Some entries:
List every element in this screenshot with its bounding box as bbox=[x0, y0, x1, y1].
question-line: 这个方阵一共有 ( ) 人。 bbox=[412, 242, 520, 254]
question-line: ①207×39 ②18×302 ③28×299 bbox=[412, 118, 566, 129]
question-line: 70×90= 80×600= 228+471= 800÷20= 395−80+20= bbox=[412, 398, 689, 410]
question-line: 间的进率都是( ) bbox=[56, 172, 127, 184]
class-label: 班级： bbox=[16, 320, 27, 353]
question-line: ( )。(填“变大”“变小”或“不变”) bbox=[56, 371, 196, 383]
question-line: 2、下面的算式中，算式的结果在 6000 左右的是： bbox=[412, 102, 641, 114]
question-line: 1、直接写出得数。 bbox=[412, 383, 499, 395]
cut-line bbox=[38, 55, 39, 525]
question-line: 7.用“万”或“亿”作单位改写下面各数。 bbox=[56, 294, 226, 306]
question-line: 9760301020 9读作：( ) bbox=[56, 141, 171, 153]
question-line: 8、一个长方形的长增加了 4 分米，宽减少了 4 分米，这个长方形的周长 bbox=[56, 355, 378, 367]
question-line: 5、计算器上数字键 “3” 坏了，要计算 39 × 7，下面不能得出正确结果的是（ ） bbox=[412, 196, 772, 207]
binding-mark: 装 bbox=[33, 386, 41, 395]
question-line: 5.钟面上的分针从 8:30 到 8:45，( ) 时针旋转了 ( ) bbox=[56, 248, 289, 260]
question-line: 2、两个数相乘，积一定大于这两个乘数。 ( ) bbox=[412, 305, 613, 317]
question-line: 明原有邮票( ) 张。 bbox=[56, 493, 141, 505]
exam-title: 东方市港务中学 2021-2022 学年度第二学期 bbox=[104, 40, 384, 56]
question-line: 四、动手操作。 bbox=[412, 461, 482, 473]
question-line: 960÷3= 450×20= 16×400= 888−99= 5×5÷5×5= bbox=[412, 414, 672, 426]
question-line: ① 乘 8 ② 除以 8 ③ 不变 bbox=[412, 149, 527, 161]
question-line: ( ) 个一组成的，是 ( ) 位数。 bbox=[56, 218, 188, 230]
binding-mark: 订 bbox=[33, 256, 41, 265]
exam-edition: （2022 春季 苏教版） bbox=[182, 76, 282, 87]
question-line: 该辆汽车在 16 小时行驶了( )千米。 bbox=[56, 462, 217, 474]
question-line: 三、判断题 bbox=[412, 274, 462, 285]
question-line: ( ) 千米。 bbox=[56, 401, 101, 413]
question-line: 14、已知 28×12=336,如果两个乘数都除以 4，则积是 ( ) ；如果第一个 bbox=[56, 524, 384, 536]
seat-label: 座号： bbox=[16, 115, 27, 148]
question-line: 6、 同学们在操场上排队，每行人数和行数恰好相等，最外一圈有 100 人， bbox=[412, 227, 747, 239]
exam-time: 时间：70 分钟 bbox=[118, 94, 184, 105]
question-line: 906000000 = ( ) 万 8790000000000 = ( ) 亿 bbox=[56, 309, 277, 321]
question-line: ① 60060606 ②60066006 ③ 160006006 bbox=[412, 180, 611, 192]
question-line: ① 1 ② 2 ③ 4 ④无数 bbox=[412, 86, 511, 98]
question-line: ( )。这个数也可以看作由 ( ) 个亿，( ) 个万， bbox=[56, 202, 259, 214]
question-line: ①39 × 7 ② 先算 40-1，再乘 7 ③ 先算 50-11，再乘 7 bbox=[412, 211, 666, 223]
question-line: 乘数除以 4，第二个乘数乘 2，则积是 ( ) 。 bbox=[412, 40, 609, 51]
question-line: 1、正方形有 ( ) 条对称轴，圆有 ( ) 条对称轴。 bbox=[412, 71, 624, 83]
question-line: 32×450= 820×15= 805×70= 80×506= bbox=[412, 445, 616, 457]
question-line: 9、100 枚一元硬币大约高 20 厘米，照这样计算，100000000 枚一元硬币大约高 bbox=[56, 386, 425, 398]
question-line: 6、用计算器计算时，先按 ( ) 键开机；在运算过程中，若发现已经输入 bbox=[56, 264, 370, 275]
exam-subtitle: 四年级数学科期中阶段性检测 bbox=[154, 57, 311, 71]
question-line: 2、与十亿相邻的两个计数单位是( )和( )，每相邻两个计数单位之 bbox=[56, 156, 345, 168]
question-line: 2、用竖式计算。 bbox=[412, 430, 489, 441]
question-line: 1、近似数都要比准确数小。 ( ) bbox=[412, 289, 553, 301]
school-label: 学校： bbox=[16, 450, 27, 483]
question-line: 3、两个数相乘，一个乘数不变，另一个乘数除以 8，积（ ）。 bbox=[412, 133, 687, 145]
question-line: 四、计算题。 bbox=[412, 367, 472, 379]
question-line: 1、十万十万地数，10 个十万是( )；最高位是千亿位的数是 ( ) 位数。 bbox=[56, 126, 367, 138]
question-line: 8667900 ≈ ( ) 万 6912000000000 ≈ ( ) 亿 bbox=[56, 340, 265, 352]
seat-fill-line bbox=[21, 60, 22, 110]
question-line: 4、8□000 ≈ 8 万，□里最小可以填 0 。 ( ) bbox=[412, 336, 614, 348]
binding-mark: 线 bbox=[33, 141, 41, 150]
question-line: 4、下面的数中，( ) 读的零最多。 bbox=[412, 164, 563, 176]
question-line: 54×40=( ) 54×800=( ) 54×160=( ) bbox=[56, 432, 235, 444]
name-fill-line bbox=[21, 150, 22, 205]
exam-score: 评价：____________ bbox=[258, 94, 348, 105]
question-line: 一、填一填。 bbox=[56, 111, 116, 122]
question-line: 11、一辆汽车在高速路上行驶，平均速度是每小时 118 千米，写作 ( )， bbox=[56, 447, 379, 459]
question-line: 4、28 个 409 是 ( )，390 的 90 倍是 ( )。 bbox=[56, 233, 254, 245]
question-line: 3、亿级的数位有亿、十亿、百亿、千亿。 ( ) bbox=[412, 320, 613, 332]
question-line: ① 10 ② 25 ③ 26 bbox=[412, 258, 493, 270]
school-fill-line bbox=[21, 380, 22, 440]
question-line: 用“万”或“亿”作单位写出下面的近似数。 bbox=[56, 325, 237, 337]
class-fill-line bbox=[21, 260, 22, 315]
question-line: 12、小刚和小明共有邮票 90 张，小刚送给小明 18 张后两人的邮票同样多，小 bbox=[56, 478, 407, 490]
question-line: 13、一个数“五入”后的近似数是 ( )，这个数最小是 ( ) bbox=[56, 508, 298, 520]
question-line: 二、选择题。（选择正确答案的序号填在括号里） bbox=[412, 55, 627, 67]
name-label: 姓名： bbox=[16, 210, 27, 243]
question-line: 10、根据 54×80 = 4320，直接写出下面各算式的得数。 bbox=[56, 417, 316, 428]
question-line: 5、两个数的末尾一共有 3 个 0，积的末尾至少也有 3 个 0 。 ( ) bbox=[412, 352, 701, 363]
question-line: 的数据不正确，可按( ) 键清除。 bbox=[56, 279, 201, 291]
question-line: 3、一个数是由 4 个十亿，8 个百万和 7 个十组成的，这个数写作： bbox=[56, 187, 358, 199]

DIRECTION:
Reproduce the entries above line for line, with no changes.

SOLUTION TO THE PROBLEM:
List every element in this screenshot with its bounding box as bbox=[x0, y0, x1, y1].
question-line: 这个方阵一共有 ( ) 人。 bbox=[412, 242, 520, 254]
question-line: ①207×39 ②18×302 ③28×299 bbox=[412, 118, 566, 129]
question-line: 70×90= 80×600= 228+471= 800÷20= 395−80+20= bbox=[412, 398, 689, 410]
question-line: 间的进率都是( ) bbox=[56, 172, 127, 184]
class-label: 班级： bbox=[16, 320, 27, 353]
question-line: ( )。(填“变大”“变小”或“不变”) bbox=[56, 371, 196, 383]
question-line: 2、下面的算式中，算式的结果在 6000 左右的是： bbox=[412, 102, 641, 114]
question-line: 1、直接写出得数。 bbox=[412, 383, 499, 395]
cut-line bbox=[38, 55, 39, 525]
question-line: 7.用“万”或“亿”作单位改写下面各数。 bbox=[56, 294, 226, 306]
question-line: 9760301020 9读作：( ) bbox=[56, 141, 171, 153]
question-line: 8、一个长方形的长增加了 4 分米，宽减少了 4 分米，这个长方形的周长 bbox=[56, 355, 378, 367]
question-line: 5、计算器上数字键 “3” 坏了，要计算 39 × 7，下面不能得出正确结果的是（ ） bbox=[412, 196, 772, 207]
binding-mark: 装 bbox=[33, 386, 41, 395]
question-line: 5.钟面上的分针从 8:30 到 8:45，( ) 时针旋转了 ( ) bbox=[56, 248, 289, 260]
question-line: 2、两个数相乘，积一定大于这两个乘数。 ( ) bbox=[412, 305, 613, 317]
question-line: 明原有邮票( ) 张。 bbox=[56, 493, 141, 505]
exam-title: 东方市港务中学 2021-2022 学年度第二学期 bbox=[104, 40, 384, 56]
question-line: 四、动手操作。 bbox=[412, 461, 482, 473]
question-line: 960÷3= 450×20= 16×400= 888−99= 5×5÷5×5= bbox=[412, 414, 672, 426]
question-line: ① 乘 8 ② 除以 8 ③ 不变 bbox=[412, 149, 527, 161]
question-line: ( ) 个一组成的，是 ( ) 位数。 bbox=[56, 218, 188, 230]
binding-mark: 订 bbox=[33, 256, 41, 265]
exam-edition: （2022 春季 苏教版） bbox=[182, 76, 282, 87]
question-line: 该辆汽车在 16 小时行驶了( )千米。 bbox=[56, 462, 217, 474]
question-line: 三、判断题 bbox=[412, 274, 462, 285]
question-line: ( ) 千米。 bbox=[56, 401, 101, 413]
question-line: 14、已知 28×12=336,如果两个乘数都除以 4，则积是 ( ) ；如果第一个 bbox=[56, 524, 384, 536]
seat-label: 座号： bbox=[16, 115, 27, 148]
question-line: 6、 同学们在操场上排队，每行人数和行数恰好相等，最外一圈有 100 人， bbox=[412, 227, 747, 239]
exam-time: 时间：70 分钟 bbox=[118, 94, 184, 105]
question-line: 906000000 = ( ) 万 8790000000000 = ( ) 亿 bbox=[56, 309, 277, 321]
question-line: ① 60060606 ②60066006 ③ 160006006 bbox=[412, 180, 611, 192]
question-line: ① 1 ② 2 ③ 4 ④无数 bbox=[412, 86, 511, 98]
question-line: ( )。这个数也可以看作由 ( ) 个亿，( ) 个万， bbox=[56, 202, 259, 214]
question-line: ①39 × 7 ② 先算 40-1，再乘 7 ③ 先算 50-11，再乘 7 bbox=[412, 211, 666, 223]
question-line: 乘数除以 4，第二个乘数乘 2，则积是 ( ) 。 bbox=[412, 40, 609, 51]
question-line: 1、正方形有 ( ) 条对称轴，圆有 ( ) 条对称轴。 bbox=[412, 71, 624, 83]
question-line: 32×450= 820×15= 805×70= 80×506= bbox=[412, 445, 616, 457]
question-line: 9、100 枚一元硬币大约高 20 厘米，照这样计算，100000000 枚一元硬币大约高 bbox=[56, 386, 425, 398]
question-line: 6、用计算器计算时，先按 ( ) 键开机；在运算过程中，若发现已经输入 bbox=[56, 264, 370, 275]
exam-subtitle: 四年级数学科期中阶段性检测 bbox=[154, 57, 311, 71]
question-line: 2、与十亿相邻的两个计数单位是( )和( )，每相邻两个计数单位之 bbox=[56, 156, 345, 168]
question-line: 2、用竖式计算。 bbox=[412, 430, 489, 441]
question-line: 1、近似数都要比准确数小。 ( ) bbox=[412, 289, 553, 301]
school-label: 学校： bbox=[16, 450, 27, 483]
question-line: 3、两个数相乘，一个乘数不变，另一个乘数除以 8，积（ ）。 bbox=[412, 133, 687, 145]
question-line: 四、计算题。 bbox=[412, 367, 472, 379]
question-line: 1、十万十万地数，10 个十万是( )；最高位是千亿位的数是 ( ) 位数。 bbox=[56, 126, 367, 138]
question-line: 8667900 ≈ ( ) 万 6912000000000 ≈ ( ) 亿 bbox=[56, 340, 265, 352]
seat-fill-line bbox=[21, 60, 22, 110]
question-line: 4、8□000 ≈ 8 万，□里最小可以填 0 。 ( ) bbox=[412, 336, 614, 348]
binding-mark: 线 bbox=[33, 141, 41, 150]
question-line: 4、下面的数中，( ) 读的零最多。 bbox=[412, 164, 563, 176]
question-line: 54×40=( ) 54×800=( ) 54×160=( ) bbox=[56, 432, 235, 444]
name-fill-line bbox=[21, 150, 22, 205]
exam-score: 评价：____________ bbox=[258, 94, 348, 105]
question-line: 一、填一填。 bbox=[56, 111, 116, 122]
question-line: 11、一辆汽车在高速路上行驶，平均速度是每小时 118 千米，写作 ( )， bbox=[56, 447, 379, 459]
question-line: 4、28 个 409 是 ( )，390 的 90 倍是 ( )。 bbox=[56, 233, 254, 245]
question-line: 3、亿级的数位有亿、十亿、百亿、千亿。 ( ) bbox=[412, 320, 613, 332]
question-line: ① 10 ② 25 ③ 26 bbox=[412, 258, 493, 270]
school-fill-line bbox=[21, 380, 22, 440]
question-line: 用“万”或“亿”作单位写出下面的近似数。 bbox=[56, 325, 237, 337]
class-fill-line bbox=[21, 260, 22, 315]
question-line: 12、小刚和小明共有邮票 90 张，小刚送给小明 18 张后两人的邮票同样多，小 bbox=[56, 478, 407, 490]
question-line: 13、一个数“五入”后的近似数是 ( )，这个数最小是 ( ) bbox=[56, 508, 298, 520]
question-line: 二、选择题。（选择正确答案的序号填在括号里） bbox=[412, 55, 627, 67]
name-label: 姓名： bbox=[16, 210, 27, 243]
question-line: 10、根据 54×80 = 4320，直接写出下面各算式的得数。 bbox=[56, 417, 316, 428]
question-line: 5、两个数的末尾一共有 3 个 0，积的末尾至少也有 3 个 0 。 ( ) bbox=[412, 352, 701, 363]
question-line: 的数据不正确，可按( ) 键清除。 bbox=[56, 279, 201, 291]
question-line: 3、一个数是由 4 个十亿，8 个百万和 7 个十组成的，这个数写作： bbox=[56, 187, 358, 199]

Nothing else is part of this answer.